→ TASK:
Your task is to tally the lines of the listing containing the word "MARCELO" and report the figure alone.

Source records
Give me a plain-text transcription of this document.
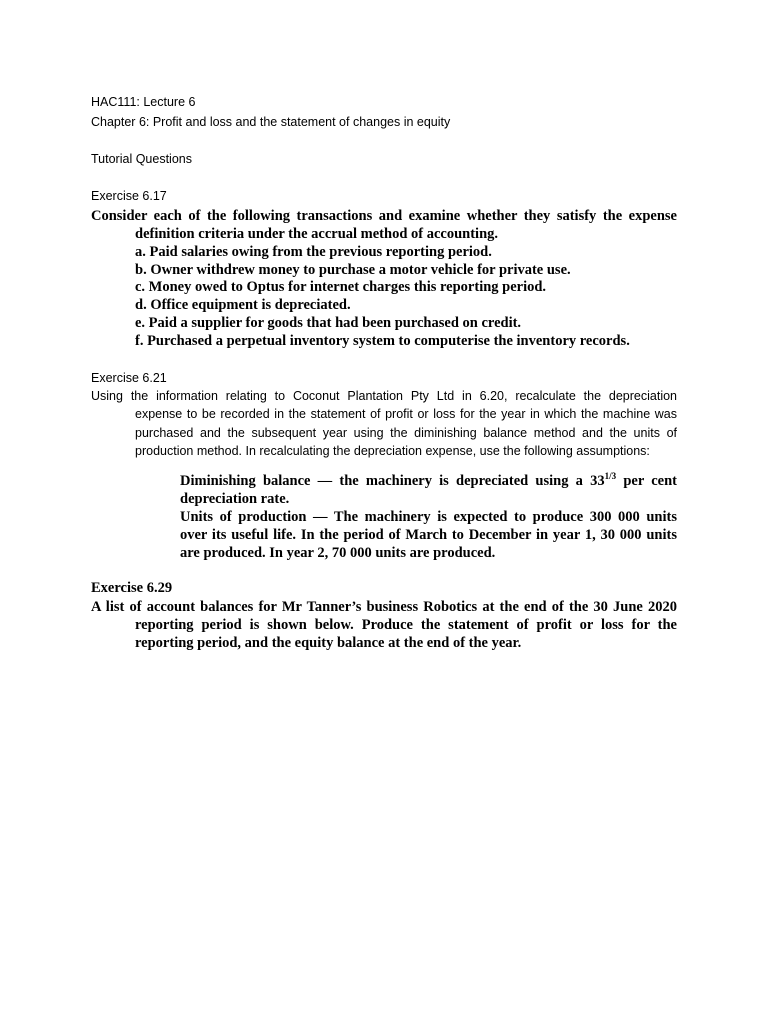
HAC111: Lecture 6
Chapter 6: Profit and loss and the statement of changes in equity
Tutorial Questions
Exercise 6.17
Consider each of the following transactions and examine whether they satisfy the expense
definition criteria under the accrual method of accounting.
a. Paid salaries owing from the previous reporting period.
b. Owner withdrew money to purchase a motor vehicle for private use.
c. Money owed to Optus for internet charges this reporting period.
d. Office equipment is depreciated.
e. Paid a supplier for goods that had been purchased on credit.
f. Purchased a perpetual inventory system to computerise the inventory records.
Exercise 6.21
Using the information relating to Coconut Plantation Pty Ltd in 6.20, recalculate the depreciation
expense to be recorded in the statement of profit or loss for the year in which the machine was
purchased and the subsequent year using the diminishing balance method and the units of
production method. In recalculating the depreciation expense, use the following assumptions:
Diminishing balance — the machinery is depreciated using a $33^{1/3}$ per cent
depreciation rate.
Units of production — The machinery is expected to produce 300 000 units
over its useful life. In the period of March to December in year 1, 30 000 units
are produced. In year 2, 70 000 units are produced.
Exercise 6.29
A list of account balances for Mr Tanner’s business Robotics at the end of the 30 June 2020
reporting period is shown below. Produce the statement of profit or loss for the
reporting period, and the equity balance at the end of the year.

==

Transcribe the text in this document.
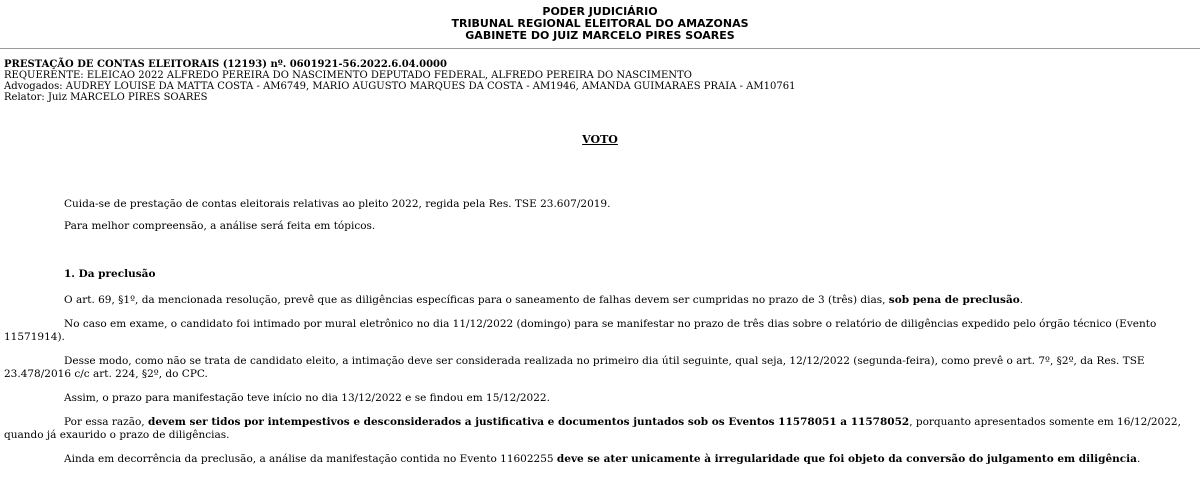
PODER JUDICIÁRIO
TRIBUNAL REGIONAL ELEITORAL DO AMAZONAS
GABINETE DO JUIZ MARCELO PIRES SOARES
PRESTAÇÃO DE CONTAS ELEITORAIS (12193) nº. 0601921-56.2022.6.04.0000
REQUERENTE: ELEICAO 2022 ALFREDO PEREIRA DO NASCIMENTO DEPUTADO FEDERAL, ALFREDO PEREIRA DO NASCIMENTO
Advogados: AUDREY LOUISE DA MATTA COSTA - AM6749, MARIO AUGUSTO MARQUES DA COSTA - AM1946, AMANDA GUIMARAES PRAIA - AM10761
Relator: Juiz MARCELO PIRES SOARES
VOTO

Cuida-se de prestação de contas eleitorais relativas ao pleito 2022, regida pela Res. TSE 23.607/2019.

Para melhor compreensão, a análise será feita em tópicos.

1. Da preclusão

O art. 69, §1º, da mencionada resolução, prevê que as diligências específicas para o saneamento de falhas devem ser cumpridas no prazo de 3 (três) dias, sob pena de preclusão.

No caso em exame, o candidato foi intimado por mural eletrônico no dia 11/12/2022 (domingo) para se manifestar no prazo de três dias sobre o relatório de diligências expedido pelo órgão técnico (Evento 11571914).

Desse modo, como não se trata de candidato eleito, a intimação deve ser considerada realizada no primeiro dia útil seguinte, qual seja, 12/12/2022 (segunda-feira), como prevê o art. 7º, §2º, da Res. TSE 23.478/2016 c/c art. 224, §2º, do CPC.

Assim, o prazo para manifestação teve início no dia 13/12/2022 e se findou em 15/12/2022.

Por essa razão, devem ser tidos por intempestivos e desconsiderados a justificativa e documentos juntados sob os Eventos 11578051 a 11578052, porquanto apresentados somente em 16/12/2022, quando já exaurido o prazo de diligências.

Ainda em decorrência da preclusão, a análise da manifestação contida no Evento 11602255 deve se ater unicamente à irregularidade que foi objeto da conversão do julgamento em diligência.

→ TASK SOLUTION:
2